# [TO BE DONE]
Copy out the rows below without any change, beginning with the first row and continuing through the line that contains "x-tick-label: and service".

# [GIVEN INFORMATION]
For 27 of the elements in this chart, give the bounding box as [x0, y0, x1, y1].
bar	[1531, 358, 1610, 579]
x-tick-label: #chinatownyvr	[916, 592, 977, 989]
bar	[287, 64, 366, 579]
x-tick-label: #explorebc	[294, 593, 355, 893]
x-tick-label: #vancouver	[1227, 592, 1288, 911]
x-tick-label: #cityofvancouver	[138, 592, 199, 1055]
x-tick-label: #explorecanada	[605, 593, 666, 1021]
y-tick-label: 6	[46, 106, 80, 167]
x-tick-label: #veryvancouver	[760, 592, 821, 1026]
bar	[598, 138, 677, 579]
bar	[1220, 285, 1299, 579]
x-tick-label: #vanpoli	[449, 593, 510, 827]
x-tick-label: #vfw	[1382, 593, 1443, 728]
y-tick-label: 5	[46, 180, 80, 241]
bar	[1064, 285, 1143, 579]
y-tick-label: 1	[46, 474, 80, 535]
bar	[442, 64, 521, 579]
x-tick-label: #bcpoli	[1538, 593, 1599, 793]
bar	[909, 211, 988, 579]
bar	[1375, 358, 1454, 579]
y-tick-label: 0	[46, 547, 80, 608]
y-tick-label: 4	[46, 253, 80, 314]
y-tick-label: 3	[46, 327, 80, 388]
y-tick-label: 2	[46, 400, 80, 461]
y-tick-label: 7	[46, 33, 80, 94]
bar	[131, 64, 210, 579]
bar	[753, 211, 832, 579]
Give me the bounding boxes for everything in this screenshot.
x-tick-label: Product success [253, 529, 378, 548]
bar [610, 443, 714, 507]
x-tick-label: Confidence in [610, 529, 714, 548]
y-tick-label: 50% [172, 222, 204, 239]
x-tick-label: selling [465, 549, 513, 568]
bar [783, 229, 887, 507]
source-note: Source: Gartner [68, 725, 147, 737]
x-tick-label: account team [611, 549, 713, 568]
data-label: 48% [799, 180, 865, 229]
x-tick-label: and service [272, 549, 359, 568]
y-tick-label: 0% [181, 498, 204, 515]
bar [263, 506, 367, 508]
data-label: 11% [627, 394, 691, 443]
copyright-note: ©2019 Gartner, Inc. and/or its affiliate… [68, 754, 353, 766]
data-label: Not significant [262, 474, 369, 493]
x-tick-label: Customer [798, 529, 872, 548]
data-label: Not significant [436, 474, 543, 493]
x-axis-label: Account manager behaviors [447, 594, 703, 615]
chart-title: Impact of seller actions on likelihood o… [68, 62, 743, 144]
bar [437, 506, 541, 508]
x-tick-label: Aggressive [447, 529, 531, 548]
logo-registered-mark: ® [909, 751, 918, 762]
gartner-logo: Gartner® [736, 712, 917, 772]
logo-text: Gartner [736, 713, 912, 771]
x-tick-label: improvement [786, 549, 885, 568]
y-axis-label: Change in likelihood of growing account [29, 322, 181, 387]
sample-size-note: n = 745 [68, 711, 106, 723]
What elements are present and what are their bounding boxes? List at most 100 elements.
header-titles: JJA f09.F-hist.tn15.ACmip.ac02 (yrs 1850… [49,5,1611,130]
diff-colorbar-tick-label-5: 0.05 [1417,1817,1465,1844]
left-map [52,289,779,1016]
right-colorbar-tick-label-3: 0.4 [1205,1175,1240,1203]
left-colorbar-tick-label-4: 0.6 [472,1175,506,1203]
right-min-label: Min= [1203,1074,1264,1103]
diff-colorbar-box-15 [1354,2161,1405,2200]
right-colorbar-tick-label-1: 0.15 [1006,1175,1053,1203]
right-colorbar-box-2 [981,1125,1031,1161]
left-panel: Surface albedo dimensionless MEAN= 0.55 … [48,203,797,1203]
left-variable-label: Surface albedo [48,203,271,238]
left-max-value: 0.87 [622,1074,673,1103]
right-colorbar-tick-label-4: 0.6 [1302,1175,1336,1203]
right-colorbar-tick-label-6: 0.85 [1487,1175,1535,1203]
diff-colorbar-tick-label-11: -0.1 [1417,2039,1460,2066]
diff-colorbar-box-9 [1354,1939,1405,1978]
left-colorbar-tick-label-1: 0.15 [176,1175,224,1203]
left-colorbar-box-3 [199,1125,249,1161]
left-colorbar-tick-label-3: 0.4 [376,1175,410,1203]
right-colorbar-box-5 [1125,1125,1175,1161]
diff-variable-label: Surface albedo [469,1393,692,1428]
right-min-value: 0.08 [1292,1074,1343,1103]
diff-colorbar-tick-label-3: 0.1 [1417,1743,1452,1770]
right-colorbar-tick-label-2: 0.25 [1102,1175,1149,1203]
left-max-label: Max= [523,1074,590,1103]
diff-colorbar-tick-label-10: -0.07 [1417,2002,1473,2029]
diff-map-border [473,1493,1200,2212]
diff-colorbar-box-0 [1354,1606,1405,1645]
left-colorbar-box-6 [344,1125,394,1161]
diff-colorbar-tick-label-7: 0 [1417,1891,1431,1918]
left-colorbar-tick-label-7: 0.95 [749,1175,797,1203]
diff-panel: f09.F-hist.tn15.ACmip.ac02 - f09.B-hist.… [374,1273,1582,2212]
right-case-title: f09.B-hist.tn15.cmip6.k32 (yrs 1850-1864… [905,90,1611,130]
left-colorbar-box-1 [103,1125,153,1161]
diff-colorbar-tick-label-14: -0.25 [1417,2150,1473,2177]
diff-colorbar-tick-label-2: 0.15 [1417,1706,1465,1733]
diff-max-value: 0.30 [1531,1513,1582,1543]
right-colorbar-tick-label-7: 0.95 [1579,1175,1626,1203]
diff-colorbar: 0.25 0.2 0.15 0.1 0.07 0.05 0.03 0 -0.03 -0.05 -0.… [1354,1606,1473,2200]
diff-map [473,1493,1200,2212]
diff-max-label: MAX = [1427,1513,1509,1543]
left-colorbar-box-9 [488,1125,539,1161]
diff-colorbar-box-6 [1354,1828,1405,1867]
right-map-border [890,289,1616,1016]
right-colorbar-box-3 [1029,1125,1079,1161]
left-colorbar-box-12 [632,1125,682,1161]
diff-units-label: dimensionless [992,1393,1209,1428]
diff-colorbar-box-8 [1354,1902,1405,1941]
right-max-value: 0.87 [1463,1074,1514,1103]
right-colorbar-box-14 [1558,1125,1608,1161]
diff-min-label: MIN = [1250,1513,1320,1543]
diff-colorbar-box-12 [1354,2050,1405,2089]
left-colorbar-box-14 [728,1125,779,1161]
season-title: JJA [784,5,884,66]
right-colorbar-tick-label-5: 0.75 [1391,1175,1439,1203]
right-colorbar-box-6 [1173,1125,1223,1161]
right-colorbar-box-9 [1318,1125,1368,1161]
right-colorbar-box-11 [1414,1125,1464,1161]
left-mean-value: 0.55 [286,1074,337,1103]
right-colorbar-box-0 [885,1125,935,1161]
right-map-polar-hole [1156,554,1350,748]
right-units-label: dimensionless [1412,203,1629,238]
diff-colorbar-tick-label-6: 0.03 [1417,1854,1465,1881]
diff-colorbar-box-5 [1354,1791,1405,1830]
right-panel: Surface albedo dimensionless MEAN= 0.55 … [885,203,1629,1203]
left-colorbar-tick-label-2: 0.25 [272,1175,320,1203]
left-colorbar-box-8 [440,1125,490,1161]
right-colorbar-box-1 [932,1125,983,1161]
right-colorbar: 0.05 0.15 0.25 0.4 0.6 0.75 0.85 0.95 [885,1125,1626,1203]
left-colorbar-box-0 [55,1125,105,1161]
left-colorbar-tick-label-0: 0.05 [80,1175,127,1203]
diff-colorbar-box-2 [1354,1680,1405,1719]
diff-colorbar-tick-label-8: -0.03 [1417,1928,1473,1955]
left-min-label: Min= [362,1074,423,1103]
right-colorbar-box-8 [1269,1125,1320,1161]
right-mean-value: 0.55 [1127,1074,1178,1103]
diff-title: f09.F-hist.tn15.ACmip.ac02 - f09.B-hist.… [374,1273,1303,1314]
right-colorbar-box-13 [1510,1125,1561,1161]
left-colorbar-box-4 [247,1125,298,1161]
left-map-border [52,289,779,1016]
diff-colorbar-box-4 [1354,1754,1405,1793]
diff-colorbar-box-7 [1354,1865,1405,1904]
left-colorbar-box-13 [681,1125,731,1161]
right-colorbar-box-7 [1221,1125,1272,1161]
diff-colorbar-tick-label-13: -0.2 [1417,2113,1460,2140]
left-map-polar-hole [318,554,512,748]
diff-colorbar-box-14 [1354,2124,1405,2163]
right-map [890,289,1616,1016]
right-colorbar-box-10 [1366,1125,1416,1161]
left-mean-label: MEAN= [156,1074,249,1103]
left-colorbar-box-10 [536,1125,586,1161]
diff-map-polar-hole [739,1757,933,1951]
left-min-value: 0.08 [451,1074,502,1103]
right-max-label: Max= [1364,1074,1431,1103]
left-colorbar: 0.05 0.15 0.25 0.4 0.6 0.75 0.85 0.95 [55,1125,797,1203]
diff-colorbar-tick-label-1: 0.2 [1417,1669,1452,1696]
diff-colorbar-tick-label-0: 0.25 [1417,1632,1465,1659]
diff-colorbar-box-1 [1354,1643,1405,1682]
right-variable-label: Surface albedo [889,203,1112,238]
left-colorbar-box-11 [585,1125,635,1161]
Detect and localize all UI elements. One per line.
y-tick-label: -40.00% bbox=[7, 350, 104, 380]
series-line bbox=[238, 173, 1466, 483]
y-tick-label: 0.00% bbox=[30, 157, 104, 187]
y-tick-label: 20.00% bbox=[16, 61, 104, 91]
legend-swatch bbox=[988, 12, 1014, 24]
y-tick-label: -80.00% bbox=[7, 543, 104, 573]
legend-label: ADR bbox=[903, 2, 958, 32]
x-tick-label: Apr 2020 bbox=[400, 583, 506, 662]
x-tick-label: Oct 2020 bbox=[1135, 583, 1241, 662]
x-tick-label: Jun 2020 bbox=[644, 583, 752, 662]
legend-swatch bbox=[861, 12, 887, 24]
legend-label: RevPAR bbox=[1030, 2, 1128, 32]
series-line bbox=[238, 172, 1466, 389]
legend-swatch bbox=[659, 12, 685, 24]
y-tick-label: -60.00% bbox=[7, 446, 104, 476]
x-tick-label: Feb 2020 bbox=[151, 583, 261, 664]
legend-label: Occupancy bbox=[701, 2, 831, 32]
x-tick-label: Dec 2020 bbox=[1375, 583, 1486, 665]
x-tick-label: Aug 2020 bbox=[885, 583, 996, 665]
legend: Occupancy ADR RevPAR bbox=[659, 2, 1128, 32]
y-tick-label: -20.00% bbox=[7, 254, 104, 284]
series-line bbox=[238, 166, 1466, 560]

# [FULL SOLUTION]
For 27 of the elements in this chart, give the bounding box as [x0, y0, x1, y1].
bar	[1531, 358, 1610, 579]
x-tick-label: #chinatownyvr	[916, 592, 977, 989]
bar	[287, 64, 366, 579]
x-tick-label: #explorebc	[294, 593, 355, 893]
x-tick-label: #vancouver	[1227, 592, 1288, 911]
x-tick-label: #cityofvancouver	[138, 592, 199, 1055]
x-tick-label: #explorecanada	[605, 593, 666, 1021]
y-tick-label: 6	[46, 106, 80, 167]
x-tick-label: #veryvancouver	[760, 592, 821, 1026]
bar	[598, 138, 677, 579]
bar	[1220, 285, 1299, 579]
x-tick-label: #vanpoli	[449, 593, 510, 827]
x-tick-label: #vfw	[1382, 593, 1443, 728]
y-tick-label: 5	[46, 180, 80, 241]
bar	[1064, 285, 1143, 579]
y-tick-label: 1	[46, 474, 80, 535]
bar	[442, 64, 521, 579]
x-tick-label: #bcpoli	[1538, 593, 1599, 793]
bar	[909, 211, 988, 579]
bar	[1375, 358, 1454, 579]
y-tick-label: 0	[46, 547, 80, 608]
y-tick-label: 4	[46, 253, 80, 314]
y-tick-label: 3	[46, 327, 80, 388]
y-tick-label: 2	[46, 400, 80, 461]
y-tick-label: 7	[46, 33, 80, 94]
bar	[131, 64, 210, 579]
bar	[753, 211, 832, 579]
Give me the bounding boxes for everything in this screenshot.
x-tick-label: Product success [253, 529, 378, 548]
bar [610, 443, 714, 507]
x-tick-label: Confidence in [610, 529, 714, 548]
y-tick-label: 50% [172, 222, 204, 239]
x-tick-label: selling [465, 549, 513, 568]
bar [783, 229, 887, 507]
source-note: Source: Gartner [68, 725, 147, 737]
x-tick-label: account team [611, 549, 713, 568]
data-label: 48% [799, 180, 865, 229]
x-tick-label: and service [272, 549, 359, 568]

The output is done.